## TEXT SECTION
Promotional Products Association International (ppai.org) has announced the candidates for PPAI Board of Directors Class of 2021 election. Distributor candidates are Mitch Rhodus, CAS, of HALO Branded Solutions and Danny Rosin, co-owner of Brand Fuel. Supplier candidates are Andrew Spellman, vice president of corporate channels at Victorinox Swiss Army and Sharon Willochell, chief operating officer of Leed’s.

One candidate from each category will be elected by the membership and will begin their four-year board terms immediately following The PPAI Expo 2017. The PPAI board election will take place from August 29 to September 19, with results available in early October.

“Once again, the Leadership Advisory Committee has done an excellent job of identifying, recruiting and vetting capable board candidates for the Elected Directors Nominating Committee’s consideration and selection,” said PPAI President and CEO Paul Bellantone, CAE. “The four candidates in this election all have the qualities necessary to serve and lead the PPAI board, and no matter the outcome in September, the members of PPAI and the industry are the winners. I look forward to working with these talented, accomplished individuals.”

## PROBLEM
In the PPAI board election announcement, during what dates will the election take place?

## DATA
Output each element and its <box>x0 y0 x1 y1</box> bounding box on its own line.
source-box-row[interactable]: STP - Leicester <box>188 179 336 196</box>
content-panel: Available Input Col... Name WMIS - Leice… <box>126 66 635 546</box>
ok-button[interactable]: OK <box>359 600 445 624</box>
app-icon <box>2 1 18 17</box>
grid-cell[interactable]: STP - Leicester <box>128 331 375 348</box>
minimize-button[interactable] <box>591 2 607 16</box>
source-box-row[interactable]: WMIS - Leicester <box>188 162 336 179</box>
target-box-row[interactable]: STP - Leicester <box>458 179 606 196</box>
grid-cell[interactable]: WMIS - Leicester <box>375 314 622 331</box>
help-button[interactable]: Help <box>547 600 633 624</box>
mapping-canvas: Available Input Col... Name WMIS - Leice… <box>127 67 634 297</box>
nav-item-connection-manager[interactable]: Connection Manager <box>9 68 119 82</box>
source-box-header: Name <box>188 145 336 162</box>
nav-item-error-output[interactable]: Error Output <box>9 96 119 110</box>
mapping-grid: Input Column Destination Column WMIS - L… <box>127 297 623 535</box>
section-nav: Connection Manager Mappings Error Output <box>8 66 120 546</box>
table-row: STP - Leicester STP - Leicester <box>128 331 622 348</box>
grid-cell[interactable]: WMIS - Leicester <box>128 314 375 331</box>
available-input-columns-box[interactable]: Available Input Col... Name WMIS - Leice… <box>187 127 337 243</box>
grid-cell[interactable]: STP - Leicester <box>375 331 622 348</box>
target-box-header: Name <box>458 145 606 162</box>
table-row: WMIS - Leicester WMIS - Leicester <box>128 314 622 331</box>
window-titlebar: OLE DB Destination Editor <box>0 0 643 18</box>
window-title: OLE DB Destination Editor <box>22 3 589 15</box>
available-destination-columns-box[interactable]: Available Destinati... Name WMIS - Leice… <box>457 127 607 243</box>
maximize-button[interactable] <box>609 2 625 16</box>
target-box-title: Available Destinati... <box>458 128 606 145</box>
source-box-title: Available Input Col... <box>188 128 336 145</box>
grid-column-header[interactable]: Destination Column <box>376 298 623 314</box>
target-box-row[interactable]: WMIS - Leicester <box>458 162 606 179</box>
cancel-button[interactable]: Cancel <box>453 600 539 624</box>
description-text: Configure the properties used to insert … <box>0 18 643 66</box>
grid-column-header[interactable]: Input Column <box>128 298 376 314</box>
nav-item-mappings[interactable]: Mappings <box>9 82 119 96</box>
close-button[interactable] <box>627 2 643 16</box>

## SOLUTION FOR THIS EXERCISE
From August 29 to September 19.